begin Data provided
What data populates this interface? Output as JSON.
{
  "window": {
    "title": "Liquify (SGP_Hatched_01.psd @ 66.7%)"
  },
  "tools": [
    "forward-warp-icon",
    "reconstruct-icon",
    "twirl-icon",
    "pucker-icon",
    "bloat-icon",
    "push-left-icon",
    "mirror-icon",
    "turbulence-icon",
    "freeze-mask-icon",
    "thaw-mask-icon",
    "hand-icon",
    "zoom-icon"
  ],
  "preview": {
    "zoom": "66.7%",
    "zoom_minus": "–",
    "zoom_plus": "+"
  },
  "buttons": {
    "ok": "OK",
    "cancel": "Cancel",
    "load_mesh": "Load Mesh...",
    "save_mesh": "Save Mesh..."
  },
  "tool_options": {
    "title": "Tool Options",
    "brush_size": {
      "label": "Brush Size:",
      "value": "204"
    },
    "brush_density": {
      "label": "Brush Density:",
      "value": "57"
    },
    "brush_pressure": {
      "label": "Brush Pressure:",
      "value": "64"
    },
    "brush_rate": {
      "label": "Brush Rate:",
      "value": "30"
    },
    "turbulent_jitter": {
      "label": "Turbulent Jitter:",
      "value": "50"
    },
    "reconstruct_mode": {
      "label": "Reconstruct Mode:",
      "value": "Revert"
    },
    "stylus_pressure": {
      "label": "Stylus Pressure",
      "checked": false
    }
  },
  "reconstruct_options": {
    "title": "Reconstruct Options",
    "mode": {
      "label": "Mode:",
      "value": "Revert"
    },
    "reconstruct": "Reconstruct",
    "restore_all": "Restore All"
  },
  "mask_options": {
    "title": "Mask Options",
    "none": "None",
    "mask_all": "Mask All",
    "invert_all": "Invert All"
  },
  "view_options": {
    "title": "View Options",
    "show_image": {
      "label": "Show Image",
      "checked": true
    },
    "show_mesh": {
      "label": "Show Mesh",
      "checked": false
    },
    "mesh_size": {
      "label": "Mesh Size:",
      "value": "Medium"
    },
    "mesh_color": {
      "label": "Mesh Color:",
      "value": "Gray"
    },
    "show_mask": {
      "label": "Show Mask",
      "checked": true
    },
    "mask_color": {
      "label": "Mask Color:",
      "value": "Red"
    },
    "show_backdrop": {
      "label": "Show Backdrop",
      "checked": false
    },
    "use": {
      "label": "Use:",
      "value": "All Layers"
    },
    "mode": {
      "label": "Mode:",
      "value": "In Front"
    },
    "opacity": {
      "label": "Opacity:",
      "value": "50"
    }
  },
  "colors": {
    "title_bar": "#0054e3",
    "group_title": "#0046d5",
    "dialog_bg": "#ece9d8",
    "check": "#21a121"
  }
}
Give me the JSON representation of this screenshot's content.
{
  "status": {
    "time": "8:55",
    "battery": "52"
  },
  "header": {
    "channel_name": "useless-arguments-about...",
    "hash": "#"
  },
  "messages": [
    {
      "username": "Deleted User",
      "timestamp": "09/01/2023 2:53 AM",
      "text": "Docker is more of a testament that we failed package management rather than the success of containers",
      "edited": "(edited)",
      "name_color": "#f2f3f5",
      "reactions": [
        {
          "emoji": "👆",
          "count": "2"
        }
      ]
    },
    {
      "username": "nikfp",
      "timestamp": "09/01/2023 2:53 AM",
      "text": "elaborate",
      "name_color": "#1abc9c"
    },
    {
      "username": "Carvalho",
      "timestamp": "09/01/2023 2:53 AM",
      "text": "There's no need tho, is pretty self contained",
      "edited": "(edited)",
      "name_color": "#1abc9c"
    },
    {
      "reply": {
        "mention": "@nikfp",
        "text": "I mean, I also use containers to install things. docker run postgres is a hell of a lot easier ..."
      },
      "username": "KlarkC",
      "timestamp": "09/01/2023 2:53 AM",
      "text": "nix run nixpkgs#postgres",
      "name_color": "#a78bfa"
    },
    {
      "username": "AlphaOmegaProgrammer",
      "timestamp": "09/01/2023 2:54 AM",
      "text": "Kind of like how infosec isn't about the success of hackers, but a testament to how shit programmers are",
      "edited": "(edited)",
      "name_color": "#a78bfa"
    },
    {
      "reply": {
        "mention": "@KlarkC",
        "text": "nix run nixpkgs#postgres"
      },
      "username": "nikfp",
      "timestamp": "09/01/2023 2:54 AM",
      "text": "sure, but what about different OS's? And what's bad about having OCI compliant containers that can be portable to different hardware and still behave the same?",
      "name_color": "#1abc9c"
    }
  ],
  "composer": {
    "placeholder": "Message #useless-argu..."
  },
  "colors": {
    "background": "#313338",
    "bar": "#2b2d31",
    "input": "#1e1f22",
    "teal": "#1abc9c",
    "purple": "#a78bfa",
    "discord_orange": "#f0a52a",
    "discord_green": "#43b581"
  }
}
end Data provided
**To be done**
Using the listing above, please repeat every entry exactly.

**Task result**
What data populates this interface? Output as JSON.
{
  "window": {
    "title": "Liquify (SGP_Hatched_01.psd @ 66.7%)"
  },
  "tools": [
    "forward-warp-icon",
    "reconstruct-icon",
    "twirl-icon",
    "pucker-icon",
    "bloat-icon",
    "push-left-icon",
    "mirror-icon",
    "turbulence-icon",
    "freeze-mask-icon",
    "thaw-mask-icon",
    "hand-icon",
    "zoom-icon"
  ],
  "preview": {
    "zoom": "66.7%",
    "zoom_minus": "–",
    "zoom_plus": "+"
  },
  "buttons": {
    "ok": "OK",
    "cancel": "Cancel",
    "load_mesh": "Load Mesh...",
    "save_mesh": "Save Mesh..."
  },
  "tool_options": {
    "title": "Tool Options",
    "brush_size": {
      "label": "Brush Size:",
      "value": "204"
    },
    "brush_density": {
      "label": "Brush Density:",
      "value": "57"
    },
    "brush_pressure": {
      "label": "Brush Pressure:",
      "value": "64"
    },
    "brush_rate": {
      "label": "Brush Rate:",
      "value": "30"
    },
    "turbulent_jitter": {
      "label": "Turbulent Jitter:",
      "value": "50"
    },
    "reconstruct_mode": {
      "label": "Reconstruct Mode:",
      "value": "Revert"
    },
    "stylus_pressure": {
      "label": "Stylus Pressure",
      "checked": false
    }
  },
  "reconstruct_options": {
    "title": "Reconstruct Options",
    "mode": {
      "label": "Mode:",
      "value": "Revert"
    },
    "reconstruct": "Reconstruct",
    "restore_all": "Restore All"
  },
  "mask_options": {
    "title": "Mask Options",
    "none": "None",
    "mask_all": "Mask All",
    "invert_all": "Invert All"
  },
  "view_options": {
    "title": "View Options",
    "show_image": {
      "label": "Show Image",
      "checked": true
    },
    "show_mesh": {
      "label": "Show Mesh",
      "checked": false
    },
    "mesh_size": {
      "label": "Mesh Size:",
      "value": "Medium"
    },
    "mesh_color": {
      "label": "Mesh Color:",
      "value": "Gray"
    },
    "show_mask": {
      "label": "Show Mask",
      "checked": true
    },
    "mask_color": {
      "label": "Mask Color:",
      "value": "Red"
    },
    "show_backdrop": {
      "label": "Show Backdrop",
      "checked": false
    },
    "use": {
      "label": "Use:",
      "value": "All Layers"
    },
    "mode": {
      "label": "Mode:",
      "value": "In Front"
    },
    "opacity": {
      "label": "Opacity:",
      "value": "50"
    }
  },
  "colors": {
    "title_bar": "#0054e3",
    "group_title": "#0046d5",
    "dialog_bg": "#ece9d8",
    "check": "#21a121"
  }
}
Give me the JSON representation of this screenshot's content.
{
  "status": {
    "time": "8:55",
    "battery": "52"
  },
  "header": {
    "channel_name": "useless-arguments-about...",
    "hash": "#"
  },
  "messages": [
    {
      "username": "Deleted User",
      "timestamp": "09/01/2023 2:53 AM",
      "text": "Docker is more of a testament that we failed package management rather than the success of containers",
      "edited": "(edited)",
      "name_color": "#f2f3f5",
      "reactions": [
        {
          "emoji": "👆",
          "count": "2"
        }
      ]
    },
    {
      "username": "nikfp",
      "timestamp": "09/01/2023 2:53 AM",
      "text": "elaborate",
      "name_color": "#1abc9c"
    },
    {
      "username": "Carvalho",
      "timestamp": "09/01/2023 2:53 AM",
      "text": "There's no need tho, is pretty self contained",
      "edited": "(edited)",
      "name_color": "#1abc9c"
    },
    {
      "reply": {
        "mention": "@nikfp",
        "text": "I mean, I also use containers to install things. docker run postgres is a hell of a lot easier ..."
      },
      "username": "KlarkC",
      "timestamp": "09/01/2023 2:53 AM",
      "text": "nix run nixpkgs#postgres",
      "name_color": "#a78bfa"
    },
    {
      "username": "AlphaOmegaProgrammer",
      "timestamp": "09/01/2023 2:54 AM",
      "text": "Kind of like how infosec isn't about the success of hackers, but a testament to how shit programmers are",
      "edited": "(edited)",
      "name_color": "#a78bfa"
    },
    {
      "reply": {
        "mention": "@KlarkC",
        "text": "nix run nixpkgs#postgres"
      },
      "username": "nikfp",
      "timestamp": "09/01/2023 2:54 AM",
      "text": "sure, but what about different OS's? And what's bad about having OCI compliant containers that can be portable to different hardware and still behave the same?",
      "name_color": "#1abc9c"
    }
  ],
  "composer": {
    "placeholder": "Message #useless-argu..."
  },
  "colors": {
    "background": "#313338",
    "bar": "#2b2d31",
    "input": "#1e1f22",
    "teal": "#1abc9c",
    "purple": "#a78bfa",
    "discord_orange": "#f0a52a",
    "discord_green": "#43b581"
  }
}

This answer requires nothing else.